▸ Your task
Reproduce the entries below in full, word for word.

▸ Excerpted records
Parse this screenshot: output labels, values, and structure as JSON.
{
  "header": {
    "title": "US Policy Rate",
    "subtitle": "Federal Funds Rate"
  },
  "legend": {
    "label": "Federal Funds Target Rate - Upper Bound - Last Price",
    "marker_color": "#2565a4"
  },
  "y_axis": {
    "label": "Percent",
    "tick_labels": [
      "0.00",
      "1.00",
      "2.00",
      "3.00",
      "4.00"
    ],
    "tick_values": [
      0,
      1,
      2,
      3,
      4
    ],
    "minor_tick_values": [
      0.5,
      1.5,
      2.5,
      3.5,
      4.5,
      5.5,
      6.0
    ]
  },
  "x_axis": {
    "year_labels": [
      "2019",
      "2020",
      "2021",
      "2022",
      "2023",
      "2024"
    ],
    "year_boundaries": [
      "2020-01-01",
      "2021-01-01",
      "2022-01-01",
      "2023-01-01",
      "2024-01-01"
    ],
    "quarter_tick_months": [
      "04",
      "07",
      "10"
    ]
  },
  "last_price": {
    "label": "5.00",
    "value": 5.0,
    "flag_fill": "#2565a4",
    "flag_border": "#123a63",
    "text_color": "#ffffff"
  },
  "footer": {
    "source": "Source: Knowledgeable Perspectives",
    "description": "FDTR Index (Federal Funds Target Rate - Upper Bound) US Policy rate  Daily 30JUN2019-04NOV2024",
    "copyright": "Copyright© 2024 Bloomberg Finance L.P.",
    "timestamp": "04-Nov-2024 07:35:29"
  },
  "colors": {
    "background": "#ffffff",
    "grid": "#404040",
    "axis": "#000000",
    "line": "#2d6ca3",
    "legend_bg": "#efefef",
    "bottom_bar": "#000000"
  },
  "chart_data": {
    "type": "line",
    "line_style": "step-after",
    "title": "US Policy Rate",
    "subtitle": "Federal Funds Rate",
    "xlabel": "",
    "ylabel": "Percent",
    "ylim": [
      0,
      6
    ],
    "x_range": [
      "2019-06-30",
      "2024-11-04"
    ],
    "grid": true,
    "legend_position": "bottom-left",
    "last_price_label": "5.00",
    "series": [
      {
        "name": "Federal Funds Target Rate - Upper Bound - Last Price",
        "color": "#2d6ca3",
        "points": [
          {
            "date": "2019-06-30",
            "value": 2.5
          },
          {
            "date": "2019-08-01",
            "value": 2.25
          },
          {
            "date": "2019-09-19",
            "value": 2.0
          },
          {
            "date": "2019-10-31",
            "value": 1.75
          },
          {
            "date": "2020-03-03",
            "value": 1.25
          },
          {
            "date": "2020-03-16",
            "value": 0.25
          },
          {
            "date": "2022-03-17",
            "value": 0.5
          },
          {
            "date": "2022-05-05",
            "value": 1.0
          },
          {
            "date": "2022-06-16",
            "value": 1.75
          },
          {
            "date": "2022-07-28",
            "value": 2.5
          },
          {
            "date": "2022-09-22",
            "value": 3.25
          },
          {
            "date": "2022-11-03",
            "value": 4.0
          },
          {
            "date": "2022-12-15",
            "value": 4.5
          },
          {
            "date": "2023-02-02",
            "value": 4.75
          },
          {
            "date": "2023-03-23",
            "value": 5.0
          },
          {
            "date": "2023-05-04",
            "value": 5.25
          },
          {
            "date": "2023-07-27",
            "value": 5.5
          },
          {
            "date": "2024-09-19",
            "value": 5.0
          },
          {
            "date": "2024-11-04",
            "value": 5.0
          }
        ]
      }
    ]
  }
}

▸ Reply to the task
Parse this screenshot: output labels, values, and structure as JSON.
{
  "header": {
    "title": "US Policy Rate",
    "subtitle": "Federal Funds Rate"
  },
  "legend": {
    "label": "Federal Funds Target Rate - Upper Bound - Last Price",
    "marker_color": "#2565a4"
  },
  "y_axis": {
    "label": "Percent",
    "tick_labels": [
      "0.00",
      "1.00",
      "2.00",
      "3.00",
      "4.00"
    ],
    "tick_values": [
      0,
      1,
      2,
      3,
      4
    ],
    "minor_tick_values": [
      0.5,
      1.5,
      2.5,
      3.5,
      4.5,
      5.5,
      6.0
    ]
  },
  "x_axis": {
    "year_labels": [
      "2019",
      "2020",
      "2021",
      "2022",
      "2023",
      "2024"
    ],
    "year_boundaries": [
      "2020-01-01",
      "2021-01-01",
      "2022-01-01",
      "2023-01-01",
      "2024-01-01"
    ],
    "quarter_tick_months": [
      "04",
      "07",
      "10"
    ]
  },
  "last_price": {
    "label": "5.00",
    "value": 5.0,
    "flag_fill": "#2565a4",
    "flag_border": "#123a63",
    "text_color": "#ffffff"
  },
  "footer": {
    "source": "Source: Knowledgeable Perspectives",
    "description": "FDTR Index (Federal Funds Target Rate - Upper Bound) US Policy rate  Daily 30JUN2019-04NOV2024",
    "copyright": "Copyright© 2024 Bloomberg Finance L.P.",
    "timestamp": "04-Nov-2024 07:35:29"
  },
  "colors": {
    "background": "#ffffff",
    "grid": "#404040",
    "axis": "#000000",
    "line": "#2d6ca3",
    "legend_bg": "#efefef",
    "bottom_bar": "#000000"
  },
  "chart_data": {
    "type": "line",
    "line_style": "step-after",
    "title": "US Policy Rate",
    "subtitle": "Federal Funds Rate",
    "xlabel": "",
    "ylabel": "Percent",
    "ylim": [
      0,
      6
    ],
    "x_range": [
      "2019-06-30",
      "2024-11-04"
    ],
    "grid": true,
    "legend_position": "bottom-left",
    "last_price_label": "5.00",
    "series": [
      {
        "name": "Federal Funds Target Rate - Upper Bound - Last Price",
        "color": "#2d6ca3",
        "points": [
          {
            "date": "2019-06-30",
            "value": 2.5
          },
          {
            "date": "2019-08-01",
            "value": 2.25
          },
          {
            "date": "2019-09-19",
            "value": 2.0
          },
          {
            "date": "2019-10-31",
            "value": 1.75
          },
          {
            "date": "2020-03-03",
            "value": 1.25
          },
          {
            "date": "2020-03-16",
            "value": 0.25
          },
          {
            "date": "2022-03-17",
            "value": 0.5
          },
          {
            "date": "2022-05-05",
            "value": 1.0
          },
          {
            "date": "2022-06-16",
            "value": 1.75
          },
          {
            "date": "2022-07-28",
            "value": 2.5
          },
          {
            "date": "2022-09-22",
            "value": 3.25
          },
          {
            "date": "2022-11-03",
            "value": 4.0
          },
          {
            "date": "2022-12-15",
            "value": 4.5
          },
          {
            "date": "2023-02-02",
            "value": 4.75
          },
          {
            "date": "2023-03-23",
            "value": 5.0
          },
          {
            "date": "2023-05-04",
            "value": 5.25
          },
          {
            "date": "2023-07-27",
            "value": 5.5
          },
          {
            "date": "2024-09-19",
            "value": 5.0
          },
          {
            "date": "2024-11-04",
            "value": 5.0
          }
        ]
      }
    ]
  }
}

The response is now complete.